STATED PROBLEM: Reproduce the lines character for character, starting with the first line of the records and going on through the line that contains "- candle-body: [364, 249, 367, 252]", with both of those lines included.

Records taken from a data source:

··········

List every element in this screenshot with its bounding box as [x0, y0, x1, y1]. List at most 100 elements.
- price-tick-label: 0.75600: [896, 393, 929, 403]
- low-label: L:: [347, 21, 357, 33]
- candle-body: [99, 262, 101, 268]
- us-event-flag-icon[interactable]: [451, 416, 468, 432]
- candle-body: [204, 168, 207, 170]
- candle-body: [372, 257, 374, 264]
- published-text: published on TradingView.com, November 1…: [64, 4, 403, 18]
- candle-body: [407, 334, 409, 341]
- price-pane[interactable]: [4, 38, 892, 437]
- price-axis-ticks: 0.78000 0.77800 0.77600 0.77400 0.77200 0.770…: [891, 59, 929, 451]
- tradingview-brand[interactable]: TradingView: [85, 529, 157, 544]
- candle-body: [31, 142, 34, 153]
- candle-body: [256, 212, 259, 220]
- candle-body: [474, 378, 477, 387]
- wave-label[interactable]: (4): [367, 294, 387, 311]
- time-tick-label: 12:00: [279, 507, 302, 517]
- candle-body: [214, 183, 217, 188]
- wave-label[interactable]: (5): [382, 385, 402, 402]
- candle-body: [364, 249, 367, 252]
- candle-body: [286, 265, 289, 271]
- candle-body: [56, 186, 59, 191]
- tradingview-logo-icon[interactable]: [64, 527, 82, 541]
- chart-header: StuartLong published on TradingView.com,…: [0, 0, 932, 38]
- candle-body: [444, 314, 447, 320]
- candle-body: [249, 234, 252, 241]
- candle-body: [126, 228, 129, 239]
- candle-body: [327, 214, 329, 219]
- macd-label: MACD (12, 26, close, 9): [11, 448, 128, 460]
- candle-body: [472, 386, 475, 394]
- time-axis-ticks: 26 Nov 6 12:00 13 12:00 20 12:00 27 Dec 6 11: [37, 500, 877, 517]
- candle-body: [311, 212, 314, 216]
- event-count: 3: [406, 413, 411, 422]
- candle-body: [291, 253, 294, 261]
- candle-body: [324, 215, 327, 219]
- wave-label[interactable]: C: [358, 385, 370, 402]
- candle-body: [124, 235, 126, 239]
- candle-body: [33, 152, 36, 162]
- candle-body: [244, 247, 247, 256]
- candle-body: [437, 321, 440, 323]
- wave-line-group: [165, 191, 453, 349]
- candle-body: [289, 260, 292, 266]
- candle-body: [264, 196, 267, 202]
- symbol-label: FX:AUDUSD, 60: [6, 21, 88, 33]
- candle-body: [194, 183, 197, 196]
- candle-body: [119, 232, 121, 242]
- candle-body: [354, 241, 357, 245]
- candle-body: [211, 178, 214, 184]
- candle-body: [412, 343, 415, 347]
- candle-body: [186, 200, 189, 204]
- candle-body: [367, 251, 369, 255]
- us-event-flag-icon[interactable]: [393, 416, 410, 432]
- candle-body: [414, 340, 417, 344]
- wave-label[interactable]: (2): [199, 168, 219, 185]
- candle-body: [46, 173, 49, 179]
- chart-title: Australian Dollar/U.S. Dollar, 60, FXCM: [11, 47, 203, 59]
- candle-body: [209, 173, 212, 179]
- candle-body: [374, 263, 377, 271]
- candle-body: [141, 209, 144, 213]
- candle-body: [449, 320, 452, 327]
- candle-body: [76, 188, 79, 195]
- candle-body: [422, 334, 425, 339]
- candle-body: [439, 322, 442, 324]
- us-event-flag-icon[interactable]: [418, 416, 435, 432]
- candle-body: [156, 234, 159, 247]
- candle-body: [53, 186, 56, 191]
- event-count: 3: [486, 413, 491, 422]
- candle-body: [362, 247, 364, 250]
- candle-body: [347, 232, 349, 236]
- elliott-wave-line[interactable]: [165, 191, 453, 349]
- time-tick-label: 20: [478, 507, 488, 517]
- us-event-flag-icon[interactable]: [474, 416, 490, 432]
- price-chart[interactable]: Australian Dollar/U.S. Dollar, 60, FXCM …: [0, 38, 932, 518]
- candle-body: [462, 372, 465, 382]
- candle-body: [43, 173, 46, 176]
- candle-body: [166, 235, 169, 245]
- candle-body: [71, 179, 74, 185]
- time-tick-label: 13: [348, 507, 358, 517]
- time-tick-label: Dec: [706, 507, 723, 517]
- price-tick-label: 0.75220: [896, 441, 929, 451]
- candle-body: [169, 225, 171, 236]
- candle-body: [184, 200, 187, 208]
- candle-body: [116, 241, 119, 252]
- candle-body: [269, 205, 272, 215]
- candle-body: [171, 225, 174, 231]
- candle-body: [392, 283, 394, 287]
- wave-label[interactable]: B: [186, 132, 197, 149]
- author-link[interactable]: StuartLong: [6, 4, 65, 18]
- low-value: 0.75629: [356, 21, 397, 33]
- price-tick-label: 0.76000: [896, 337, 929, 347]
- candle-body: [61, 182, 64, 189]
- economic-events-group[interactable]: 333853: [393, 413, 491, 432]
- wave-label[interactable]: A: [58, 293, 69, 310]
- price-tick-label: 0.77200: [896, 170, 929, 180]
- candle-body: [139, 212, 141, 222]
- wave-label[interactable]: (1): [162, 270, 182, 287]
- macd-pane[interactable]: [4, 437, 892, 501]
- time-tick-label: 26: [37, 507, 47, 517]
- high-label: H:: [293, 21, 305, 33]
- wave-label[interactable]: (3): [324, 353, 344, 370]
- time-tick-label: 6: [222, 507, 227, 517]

··········

OUTPUT FOR THIS TASK:
List every element in this screenshot with its bounding box as [x0, y0, x1, y1]. List at most 100 elements.
- price-tick-label: 0.75600: [896, 393, 929, 403]
- low-label: L:: [347, 21, 357, 33]
- candle-body: [99, 262, 101, 268]
- us-event-flag-icon[interactable]: [451, 416, 468, 432]
- candle-body: [204, 168, 207, 170]
- candle-body: [372, 257, 374, 264]
- published-text: published on TradingView.com, November 1…: [64, 4, 403, 18]
- candle-body: [407, 334, 409, 341]
- price-pane[interactable]: [4, 38, 892, 437]
- price-axis-ticks: 0.78000 0.77800 0.77600 0.77400 0.77200 0.770…: [891, 59, 929, 451]
- tradingview-brand[interactable]: TradingView: [85, 529, 157, 544]
- candle-body: [31, 142, 34, 153]
- candle-body: [256, 212, 259, 220]
- candle-body: [474, 378, 477, 387]
- wave-label[interactable]: (4): [367, 294, 387, 311]
- time-tick-label: 12:00: [279, 507, 302, 517]
- candle-body: [214, 183, 217, 188]
- wave-label[interactable]: (5): [382, 385, 402, 402]
- candle-body: [364, 249, 367, 252]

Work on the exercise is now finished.